»»

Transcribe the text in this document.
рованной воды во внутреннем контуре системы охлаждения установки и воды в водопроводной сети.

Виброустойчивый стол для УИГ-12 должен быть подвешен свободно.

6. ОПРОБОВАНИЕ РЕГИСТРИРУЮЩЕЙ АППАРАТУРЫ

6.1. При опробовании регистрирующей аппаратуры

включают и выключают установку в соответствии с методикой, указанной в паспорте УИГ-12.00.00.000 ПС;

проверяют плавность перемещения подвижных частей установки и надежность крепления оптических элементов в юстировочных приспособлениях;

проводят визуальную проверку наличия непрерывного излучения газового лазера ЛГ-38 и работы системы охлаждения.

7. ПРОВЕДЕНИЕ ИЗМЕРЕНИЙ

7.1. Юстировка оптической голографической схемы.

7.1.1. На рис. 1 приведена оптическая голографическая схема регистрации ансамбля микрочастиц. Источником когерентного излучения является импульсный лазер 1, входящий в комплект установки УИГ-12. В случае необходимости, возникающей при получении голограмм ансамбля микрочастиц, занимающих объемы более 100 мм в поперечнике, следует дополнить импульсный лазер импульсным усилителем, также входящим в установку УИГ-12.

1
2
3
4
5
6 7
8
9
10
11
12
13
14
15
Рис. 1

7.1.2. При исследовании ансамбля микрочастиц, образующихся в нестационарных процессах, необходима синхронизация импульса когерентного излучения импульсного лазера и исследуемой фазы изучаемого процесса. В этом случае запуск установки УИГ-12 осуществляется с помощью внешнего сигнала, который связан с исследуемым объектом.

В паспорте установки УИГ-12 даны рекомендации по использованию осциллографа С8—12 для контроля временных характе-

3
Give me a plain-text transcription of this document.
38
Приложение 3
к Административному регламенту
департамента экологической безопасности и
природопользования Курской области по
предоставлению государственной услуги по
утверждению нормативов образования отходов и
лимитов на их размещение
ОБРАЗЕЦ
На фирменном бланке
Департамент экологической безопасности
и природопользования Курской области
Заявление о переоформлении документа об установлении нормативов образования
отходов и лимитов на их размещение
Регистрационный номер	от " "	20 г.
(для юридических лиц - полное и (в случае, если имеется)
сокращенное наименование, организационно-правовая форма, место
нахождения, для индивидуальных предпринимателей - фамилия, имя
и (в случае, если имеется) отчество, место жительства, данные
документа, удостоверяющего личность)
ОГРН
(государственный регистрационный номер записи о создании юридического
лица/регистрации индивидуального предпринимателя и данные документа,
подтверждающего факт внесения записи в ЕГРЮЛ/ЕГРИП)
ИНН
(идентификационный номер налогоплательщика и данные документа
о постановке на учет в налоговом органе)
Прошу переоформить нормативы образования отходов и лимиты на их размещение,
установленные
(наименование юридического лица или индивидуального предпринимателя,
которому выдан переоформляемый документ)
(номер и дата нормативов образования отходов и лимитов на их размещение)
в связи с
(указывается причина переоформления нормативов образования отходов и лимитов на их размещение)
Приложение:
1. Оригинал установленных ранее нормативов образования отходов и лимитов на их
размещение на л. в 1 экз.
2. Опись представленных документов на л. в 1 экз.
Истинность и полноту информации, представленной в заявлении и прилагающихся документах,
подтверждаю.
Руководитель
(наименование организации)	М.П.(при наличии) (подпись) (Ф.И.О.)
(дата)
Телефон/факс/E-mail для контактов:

««

> _WRITTEN INSTRUCTION_:
The records above should be repeated in full, exactly as given.

> _OUTPUT BELOW_:
Transcribe the text in this document.
рованной воды во внутреннем контуре системы охлаждения установки и воды в водопроводной сети.

Виброустойчивый стол для УИГ-12 должен быть подвешен свободно.

6. ОПРОБОВАНИЕ РЕГИСТРИРУЮЩЕЙ АППАРАТУРЫ

6.1. При опробовании регистрирующей аппаратуры

включают и выключают установку в соответствии с методикой, указанной в паспорте УИГ-12.00.00.000 ПС;

проверяют плавность перемещения подвижных частей установки и надежность крепления оптических элементов в юстировочных приспособлениях;

проводят визуальную проверку наличия непрерывного излучения газового лазера ЛГ-38 и работы системы охлаждения.

7. ПРОВЕДЕНИЕ ИЗМЕРЕНИЙ

7.1. Юстировка оптической голографической схемы.

7.1.1. На рис. 1 приведена оптическая голографическая схема регистрации ансамбля микрочастиц. Источником когерентного излучения является импульсный лазер 1, входящий в комплект установки УИГ-12. В случае необходимости, возникающей при получении голограмм ансамбля микрочастиц, занимающих объемы более 100 мм в поперечнике, следует дополнить импульсный лазер импульсным усилителем, также входящим в установку УИГ-12.

1
2
3
4
5
6 7
8
9
10
11
12
13
14
15
Рис. 1

7.1.2. При исследовании ансамбля микрочастиц, образующихся в нестационарных процессах, необходима синхронизация импульса когерентного излучения импульсного лазера и исследуемой фазы изучаемого процесса. В этом случае запуск установки УИГ-12 осуществляется с помощью внешнего сигнала, который связан с исследуемым объектом.

В паспорте установки УИГ-12 даны рекомендации по использованию осциллографа С8—12 для контроля временных характе-

3
Give me a plain-text transcription of this document.
38
Приложение 3
к Административному регламенту
департамента экологической безопасности и
природопользования Курской области по
предоставлению государственной услуги по
утверждению нормативов образования отходов и
лимитов на их размещение
ОБРАЗЕЦ
На фирменном бланке
Департамент экологической безопасности
и природопользования Курской области
Заявление о переоформлении документа об установлении нормативов образования
отходов и лимитов на их размещение
Регистрационный номер	от " "	20 г.
(для юридических лиц - полное и (в случае, если имеется)
сокращенное наименование, организационно-правовая форма, место
нахождения, для индивидуальных предпринимателей - фамилия, имя
и (в случае, если имеется) отчество, место жительства, данные
документа, удостоверяющего личность)
ОГРН
(государственный регистрационный номер записи о создании юридического
лица/регистрации индивидуального предпринимателя и данные документа,
подтверждающего факт внесения записи в ЕГРЮЛ/ЕГРИП)
ИНН
(идентификационный номер налогоплательщика и данные документа
о постановке на учет в налоговом органе)
Прошу переоформить нормативы образования отходов и лимиты на их размещение,
установленные
(наименование юридического лица или индивидуального предпринимателя,
которому выдан переоформляемый документ)
(номер и дата нормативов образования отходов и лимитов на их размещение)
в связи с
(указывается причина переоформления нормативов образования отходов и лимитов на их размещение)
Приложение:
1. Оригинал установленных ранее нормативов образования отходов и лимитов на их
размещение на л. в 1 экз.
2. Опись представленных документов на л. в 1 экз.
Истинность и полноту информации, представленной в заявлении и прилагающихся документах,
подтверждаю.
Руководитель
(наименование организации)	М.П.(при наличии) (подпись) (Ф.И.О.)
(дата)
Телефон/факс/E-mail для контактов:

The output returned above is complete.